A run of records
>>>
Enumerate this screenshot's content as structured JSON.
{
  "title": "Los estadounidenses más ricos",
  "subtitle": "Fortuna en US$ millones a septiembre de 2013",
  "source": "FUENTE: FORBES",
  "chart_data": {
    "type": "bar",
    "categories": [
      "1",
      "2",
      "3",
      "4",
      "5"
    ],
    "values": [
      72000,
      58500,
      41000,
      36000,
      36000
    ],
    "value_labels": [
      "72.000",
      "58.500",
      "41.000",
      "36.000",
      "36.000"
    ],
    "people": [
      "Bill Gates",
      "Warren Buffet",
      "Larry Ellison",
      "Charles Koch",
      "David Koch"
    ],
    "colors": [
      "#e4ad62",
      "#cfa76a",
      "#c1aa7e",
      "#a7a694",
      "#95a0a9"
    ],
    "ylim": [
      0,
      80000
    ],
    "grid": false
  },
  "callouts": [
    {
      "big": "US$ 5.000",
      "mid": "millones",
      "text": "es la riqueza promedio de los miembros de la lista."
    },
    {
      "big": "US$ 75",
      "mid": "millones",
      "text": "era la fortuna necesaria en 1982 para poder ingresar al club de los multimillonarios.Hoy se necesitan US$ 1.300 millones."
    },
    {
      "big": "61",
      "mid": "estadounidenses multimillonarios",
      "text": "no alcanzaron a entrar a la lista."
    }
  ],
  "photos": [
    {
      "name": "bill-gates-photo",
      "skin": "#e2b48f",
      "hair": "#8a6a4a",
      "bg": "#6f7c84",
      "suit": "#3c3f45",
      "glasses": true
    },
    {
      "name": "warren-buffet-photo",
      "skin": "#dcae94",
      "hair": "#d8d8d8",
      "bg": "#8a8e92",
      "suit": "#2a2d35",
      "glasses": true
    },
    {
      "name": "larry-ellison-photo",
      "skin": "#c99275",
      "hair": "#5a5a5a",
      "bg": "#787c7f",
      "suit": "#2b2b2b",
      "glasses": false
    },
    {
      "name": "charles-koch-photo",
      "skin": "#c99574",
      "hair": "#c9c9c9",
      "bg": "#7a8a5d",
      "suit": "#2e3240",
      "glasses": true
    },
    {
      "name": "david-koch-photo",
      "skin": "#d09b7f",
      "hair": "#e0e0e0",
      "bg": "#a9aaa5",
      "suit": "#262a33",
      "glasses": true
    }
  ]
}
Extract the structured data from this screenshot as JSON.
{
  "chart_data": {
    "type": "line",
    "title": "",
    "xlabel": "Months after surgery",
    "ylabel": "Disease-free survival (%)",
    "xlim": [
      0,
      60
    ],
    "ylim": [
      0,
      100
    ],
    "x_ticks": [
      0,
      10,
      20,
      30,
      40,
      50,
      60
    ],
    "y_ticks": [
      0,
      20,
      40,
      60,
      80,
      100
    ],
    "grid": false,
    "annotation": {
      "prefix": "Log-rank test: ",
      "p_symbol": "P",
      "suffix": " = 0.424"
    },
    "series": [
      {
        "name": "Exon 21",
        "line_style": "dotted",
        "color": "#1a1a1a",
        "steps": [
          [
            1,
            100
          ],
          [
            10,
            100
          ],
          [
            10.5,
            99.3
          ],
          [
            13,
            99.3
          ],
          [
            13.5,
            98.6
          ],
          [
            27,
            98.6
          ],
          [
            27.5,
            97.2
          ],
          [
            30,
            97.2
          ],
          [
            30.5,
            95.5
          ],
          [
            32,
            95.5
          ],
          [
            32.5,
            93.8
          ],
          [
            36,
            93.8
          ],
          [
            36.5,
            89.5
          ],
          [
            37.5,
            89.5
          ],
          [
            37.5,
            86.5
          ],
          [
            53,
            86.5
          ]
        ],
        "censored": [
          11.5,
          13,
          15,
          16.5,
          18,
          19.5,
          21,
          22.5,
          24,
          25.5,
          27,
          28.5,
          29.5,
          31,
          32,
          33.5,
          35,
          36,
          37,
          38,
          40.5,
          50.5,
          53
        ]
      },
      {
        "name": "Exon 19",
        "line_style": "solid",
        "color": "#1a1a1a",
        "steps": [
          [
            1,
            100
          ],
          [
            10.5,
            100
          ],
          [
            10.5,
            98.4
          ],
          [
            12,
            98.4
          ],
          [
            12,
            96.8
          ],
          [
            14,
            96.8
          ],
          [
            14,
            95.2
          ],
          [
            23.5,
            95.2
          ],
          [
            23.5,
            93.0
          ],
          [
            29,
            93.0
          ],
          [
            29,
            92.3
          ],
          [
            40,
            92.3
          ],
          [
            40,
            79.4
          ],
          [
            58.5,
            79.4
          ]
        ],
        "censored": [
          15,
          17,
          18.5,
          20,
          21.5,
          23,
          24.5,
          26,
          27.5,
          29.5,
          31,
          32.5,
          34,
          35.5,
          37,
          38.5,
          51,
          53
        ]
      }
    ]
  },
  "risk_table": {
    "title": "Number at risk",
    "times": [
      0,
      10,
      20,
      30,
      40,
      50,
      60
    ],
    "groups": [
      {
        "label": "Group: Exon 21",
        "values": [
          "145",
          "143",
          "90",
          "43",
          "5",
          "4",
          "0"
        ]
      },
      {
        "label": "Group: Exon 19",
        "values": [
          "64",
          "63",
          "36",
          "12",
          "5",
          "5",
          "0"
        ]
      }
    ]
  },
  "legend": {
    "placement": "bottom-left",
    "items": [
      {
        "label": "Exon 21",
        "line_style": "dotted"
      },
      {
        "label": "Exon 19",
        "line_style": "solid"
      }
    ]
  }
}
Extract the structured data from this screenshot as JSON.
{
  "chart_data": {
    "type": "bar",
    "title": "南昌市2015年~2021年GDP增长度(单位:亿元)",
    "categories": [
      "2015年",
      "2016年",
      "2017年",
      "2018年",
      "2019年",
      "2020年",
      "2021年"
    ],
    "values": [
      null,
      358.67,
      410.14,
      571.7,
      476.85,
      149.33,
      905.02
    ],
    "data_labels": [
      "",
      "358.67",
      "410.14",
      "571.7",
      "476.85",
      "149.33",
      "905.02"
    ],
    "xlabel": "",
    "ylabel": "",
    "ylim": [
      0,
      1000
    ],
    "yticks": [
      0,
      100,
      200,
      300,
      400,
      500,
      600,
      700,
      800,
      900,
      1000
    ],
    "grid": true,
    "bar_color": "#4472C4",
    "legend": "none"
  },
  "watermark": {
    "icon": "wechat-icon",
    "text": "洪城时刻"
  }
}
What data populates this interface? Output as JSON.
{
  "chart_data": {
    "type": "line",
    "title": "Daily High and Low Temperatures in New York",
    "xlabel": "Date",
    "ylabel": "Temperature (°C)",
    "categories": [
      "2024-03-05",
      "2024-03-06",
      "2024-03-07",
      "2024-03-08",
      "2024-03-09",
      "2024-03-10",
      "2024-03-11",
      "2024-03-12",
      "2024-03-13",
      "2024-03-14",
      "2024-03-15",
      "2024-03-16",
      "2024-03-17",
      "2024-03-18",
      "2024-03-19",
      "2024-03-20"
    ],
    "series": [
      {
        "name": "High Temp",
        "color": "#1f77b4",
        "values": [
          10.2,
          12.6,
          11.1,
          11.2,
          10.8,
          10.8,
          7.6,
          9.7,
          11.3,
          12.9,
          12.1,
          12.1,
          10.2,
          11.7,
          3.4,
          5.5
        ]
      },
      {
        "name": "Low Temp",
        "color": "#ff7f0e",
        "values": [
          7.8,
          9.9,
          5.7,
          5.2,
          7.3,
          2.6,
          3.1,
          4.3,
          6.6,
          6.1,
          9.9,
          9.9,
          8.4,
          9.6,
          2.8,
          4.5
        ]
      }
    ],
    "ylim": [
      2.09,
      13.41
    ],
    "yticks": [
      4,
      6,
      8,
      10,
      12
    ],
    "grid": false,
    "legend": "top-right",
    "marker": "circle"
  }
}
<<<
What the exercise asks —
Return every line of the preceding records in which the word "hair" appears.

Reply to the task —
      "hair": "#8a6a4a",
      "hair": "#d8d8d8",
      "hair": "#5a5a5a",
      "hair": "#c9c9c9",
      "hair": "#e0e0e0",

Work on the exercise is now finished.